# Your objective
Below are some entries. Work out how many of their lines hold the word "grande", and write that number alone.

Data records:
☆ ☆ ☆ ☆ ☆

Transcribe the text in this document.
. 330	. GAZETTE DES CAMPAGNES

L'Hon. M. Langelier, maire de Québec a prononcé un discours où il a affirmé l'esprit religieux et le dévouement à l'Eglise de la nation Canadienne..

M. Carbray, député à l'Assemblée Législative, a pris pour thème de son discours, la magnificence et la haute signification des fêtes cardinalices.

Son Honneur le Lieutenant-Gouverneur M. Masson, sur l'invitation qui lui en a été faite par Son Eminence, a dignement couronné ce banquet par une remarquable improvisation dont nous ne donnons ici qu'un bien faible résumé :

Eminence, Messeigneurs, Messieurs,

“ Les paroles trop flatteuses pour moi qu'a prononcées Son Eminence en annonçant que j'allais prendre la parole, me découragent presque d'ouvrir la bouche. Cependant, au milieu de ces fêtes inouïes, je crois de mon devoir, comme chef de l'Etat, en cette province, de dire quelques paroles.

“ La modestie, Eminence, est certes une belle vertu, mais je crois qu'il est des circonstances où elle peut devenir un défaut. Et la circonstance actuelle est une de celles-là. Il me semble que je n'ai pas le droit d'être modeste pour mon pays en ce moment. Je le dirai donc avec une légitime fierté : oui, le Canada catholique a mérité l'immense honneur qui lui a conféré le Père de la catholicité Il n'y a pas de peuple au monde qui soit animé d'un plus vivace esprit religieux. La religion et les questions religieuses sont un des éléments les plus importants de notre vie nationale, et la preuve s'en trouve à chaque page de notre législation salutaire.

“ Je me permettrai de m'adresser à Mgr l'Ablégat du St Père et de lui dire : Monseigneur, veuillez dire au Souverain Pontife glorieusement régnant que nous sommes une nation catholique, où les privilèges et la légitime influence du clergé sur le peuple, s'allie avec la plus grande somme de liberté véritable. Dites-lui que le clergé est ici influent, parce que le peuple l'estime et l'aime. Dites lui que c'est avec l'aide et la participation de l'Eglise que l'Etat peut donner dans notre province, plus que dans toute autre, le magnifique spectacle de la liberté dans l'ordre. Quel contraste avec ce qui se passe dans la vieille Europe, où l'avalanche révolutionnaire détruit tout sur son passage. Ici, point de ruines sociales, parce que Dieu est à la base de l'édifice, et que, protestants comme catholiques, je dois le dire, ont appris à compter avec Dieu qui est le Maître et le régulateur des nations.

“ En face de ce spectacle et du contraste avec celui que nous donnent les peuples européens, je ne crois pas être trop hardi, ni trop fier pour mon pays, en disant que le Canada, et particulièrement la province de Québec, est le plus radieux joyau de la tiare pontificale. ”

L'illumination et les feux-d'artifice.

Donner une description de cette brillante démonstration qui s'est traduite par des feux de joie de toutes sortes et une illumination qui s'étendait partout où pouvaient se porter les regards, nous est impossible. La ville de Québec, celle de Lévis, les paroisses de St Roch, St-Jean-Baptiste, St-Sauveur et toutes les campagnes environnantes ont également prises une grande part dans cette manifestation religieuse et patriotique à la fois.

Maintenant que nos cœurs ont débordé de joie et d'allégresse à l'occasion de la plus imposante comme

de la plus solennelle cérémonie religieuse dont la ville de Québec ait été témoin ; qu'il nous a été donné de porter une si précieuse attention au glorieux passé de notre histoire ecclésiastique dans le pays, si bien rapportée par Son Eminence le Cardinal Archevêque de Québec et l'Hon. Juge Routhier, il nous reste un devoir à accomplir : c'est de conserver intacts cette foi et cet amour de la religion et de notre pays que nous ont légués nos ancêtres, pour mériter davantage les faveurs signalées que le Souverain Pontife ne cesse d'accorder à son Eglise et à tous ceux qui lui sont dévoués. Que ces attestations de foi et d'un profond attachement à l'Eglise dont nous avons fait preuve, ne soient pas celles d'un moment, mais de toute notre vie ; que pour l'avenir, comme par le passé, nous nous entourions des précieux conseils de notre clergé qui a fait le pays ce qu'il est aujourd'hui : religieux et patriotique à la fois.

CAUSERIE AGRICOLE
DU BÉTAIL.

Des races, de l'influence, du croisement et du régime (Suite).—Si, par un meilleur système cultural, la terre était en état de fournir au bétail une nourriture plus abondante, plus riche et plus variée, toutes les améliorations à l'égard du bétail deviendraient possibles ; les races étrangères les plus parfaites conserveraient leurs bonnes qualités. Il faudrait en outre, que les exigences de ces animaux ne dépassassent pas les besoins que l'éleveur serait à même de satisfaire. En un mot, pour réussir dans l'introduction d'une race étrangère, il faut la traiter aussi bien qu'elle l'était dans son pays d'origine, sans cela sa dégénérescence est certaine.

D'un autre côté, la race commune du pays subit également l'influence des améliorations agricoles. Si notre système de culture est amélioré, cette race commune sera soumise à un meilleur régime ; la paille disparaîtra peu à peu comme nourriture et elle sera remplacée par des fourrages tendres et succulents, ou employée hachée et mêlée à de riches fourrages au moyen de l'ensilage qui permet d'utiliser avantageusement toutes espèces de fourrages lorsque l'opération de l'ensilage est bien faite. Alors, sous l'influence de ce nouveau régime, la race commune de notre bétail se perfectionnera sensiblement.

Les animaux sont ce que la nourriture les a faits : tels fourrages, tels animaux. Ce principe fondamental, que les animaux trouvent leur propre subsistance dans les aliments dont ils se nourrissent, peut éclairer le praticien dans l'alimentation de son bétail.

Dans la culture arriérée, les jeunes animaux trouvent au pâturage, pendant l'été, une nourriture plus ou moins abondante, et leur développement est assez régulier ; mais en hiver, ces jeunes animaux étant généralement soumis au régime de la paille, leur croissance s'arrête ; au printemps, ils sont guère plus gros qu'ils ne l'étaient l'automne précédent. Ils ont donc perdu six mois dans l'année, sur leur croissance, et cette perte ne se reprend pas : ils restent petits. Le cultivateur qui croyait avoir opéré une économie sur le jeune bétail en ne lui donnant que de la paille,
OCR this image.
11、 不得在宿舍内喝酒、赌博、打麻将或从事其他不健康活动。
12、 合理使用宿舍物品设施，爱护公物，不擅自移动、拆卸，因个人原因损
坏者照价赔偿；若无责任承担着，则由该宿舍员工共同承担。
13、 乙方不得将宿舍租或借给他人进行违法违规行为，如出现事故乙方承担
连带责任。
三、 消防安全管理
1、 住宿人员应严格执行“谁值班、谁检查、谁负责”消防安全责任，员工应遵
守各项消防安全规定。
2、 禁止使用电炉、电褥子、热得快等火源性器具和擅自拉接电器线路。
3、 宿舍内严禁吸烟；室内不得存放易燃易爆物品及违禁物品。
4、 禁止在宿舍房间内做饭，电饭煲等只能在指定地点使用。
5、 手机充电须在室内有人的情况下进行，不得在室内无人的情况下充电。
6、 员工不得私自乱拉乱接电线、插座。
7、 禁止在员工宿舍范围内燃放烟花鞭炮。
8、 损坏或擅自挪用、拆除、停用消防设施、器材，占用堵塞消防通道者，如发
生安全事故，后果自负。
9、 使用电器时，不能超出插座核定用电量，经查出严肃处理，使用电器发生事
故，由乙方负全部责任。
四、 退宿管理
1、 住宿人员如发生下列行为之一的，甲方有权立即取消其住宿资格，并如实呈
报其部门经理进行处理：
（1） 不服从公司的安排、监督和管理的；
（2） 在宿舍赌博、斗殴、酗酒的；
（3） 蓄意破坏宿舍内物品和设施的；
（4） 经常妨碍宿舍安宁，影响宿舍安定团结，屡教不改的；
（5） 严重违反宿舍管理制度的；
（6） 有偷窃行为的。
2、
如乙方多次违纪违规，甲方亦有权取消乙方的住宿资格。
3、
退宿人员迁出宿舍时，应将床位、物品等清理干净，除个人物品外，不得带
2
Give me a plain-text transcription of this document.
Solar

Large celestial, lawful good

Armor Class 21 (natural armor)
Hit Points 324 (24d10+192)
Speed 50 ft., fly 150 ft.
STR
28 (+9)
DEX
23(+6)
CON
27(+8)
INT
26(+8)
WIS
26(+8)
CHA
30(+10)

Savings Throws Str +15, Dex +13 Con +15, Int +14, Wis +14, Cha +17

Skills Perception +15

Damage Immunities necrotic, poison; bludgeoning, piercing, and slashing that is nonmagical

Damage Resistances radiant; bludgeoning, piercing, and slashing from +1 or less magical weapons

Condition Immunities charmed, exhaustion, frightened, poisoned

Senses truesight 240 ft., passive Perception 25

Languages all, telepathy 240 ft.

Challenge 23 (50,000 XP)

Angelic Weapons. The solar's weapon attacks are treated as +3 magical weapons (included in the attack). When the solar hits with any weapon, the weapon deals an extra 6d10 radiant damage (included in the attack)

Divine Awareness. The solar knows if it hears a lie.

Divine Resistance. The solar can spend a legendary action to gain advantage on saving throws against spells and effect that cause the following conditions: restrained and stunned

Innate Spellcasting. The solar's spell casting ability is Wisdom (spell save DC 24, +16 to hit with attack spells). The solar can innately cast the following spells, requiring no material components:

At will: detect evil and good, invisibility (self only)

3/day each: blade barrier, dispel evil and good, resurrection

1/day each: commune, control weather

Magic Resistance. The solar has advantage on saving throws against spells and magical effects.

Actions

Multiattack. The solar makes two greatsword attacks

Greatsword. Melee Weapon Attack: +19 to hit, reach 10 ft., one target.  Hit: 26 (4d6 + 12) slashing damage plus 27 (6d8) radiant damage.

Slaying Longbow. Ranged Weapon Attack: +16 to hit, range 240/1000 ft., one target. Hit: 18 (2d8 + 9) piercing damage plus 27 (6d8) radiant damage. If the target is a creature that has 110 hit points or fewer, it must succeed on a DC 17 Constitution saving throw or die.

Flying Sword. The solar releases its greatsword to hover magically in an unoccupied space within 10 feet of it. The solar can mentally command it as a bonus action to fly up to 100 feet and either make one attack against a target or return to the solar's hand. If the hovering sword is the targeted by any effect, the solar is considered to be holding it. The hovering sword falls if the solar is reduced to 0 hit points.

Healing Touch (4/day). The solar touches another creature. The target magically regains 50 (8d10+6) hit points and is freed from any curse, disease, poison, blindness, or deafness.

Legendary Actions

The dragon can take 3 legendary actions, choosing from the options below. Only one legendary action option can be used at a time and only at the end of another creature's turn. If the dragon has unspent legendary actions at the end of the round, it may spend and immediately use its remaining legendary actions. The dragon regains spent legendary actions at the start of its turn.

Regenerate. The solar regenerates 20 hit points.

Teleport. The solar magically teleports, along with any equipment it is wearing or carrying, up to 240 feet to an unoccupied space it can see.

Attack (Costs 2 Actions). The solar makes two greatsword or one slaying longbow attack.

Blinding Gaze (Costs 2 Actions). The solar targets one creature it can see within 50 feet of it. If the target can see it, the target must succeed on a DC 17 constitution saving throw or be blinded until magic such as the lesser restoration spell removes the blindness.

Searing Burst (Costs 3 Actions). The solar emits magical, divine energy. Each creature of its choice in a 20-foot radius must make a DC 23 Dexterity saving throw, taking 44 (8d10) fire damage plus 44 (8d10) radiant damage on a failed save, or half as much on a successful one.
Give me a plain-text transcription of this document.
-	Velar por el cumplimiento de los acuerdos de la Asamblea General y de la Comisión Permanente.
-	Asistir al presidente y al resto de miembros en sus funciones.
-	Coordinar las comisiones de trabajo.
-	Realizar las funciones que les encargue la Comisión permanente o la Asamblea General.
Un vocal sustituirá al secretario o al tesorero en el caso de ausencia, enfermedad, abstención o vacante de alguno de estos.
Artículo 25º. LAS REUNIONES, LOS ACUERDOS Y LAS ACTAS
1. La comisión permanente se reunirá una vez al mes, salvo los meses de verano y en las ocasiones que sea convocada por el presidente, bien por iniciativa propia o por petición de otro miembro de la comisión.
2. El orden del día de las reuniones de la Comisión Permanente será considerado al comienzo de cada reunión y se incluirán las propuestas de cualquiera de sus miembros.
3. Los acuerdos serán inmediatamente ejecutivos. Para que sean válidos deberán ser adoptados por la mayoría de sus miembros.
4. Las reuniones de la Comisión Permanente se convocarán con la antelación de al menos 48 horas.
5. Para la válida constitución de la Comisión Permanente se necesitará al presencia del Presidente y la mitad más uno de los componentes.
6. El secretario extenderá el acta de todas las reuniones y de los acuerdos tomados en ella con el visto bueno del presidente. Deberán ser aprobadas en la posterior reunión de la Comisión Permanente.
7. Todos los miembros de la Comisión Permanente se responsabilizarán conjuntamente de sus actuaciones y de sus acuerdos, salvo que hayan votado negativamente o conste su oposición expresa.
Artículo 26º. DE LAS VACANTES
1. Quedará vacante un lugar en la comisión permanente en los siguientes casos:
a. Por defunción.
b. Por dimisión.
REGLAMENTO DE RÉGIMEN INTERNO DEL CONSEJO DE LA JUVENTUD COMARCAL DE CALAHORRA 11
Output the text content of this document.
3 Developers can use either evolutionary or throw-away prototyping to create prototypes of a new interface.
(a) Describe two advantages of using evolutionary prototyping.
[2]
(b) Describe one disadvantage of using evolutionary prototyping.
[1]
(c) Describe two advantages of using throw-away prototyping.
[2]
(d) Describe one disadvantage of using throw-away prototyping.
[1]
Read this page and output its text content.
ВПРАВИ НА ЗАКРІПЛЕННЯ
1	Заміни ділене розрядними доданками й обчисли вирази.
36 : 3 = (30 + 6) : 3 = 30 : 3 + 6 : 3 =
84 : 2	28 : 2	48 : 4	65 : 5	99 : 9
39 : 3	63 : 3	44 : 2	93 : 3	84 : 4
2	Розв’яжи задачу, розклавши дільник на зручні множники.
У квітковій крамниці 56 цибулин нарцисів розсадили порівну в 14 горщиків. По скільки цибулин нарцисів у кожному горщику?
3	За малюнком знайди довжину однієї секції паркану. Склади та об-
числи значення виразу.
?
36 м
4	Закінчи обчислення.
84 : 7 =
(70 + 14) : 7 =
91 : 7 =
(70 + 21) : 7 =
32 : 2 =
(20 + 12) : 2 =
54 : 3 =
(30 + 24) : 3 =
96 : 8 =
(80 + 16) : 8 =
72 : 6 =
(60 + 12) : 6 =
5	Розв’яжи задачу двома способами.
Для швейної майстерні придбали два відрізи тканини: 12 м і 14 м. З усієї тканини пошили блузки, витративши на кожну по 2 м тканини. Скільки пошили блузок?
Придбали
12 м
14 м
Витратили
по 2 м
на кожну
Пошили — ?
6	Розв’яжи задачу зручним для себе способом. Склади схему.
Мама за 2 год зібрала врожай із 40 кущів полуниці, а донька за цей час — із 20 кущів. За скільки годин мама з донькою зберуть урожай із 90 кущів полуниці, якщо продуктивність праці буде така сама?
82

☆ ☆ ☆ ☆ ☆

# Complete response
2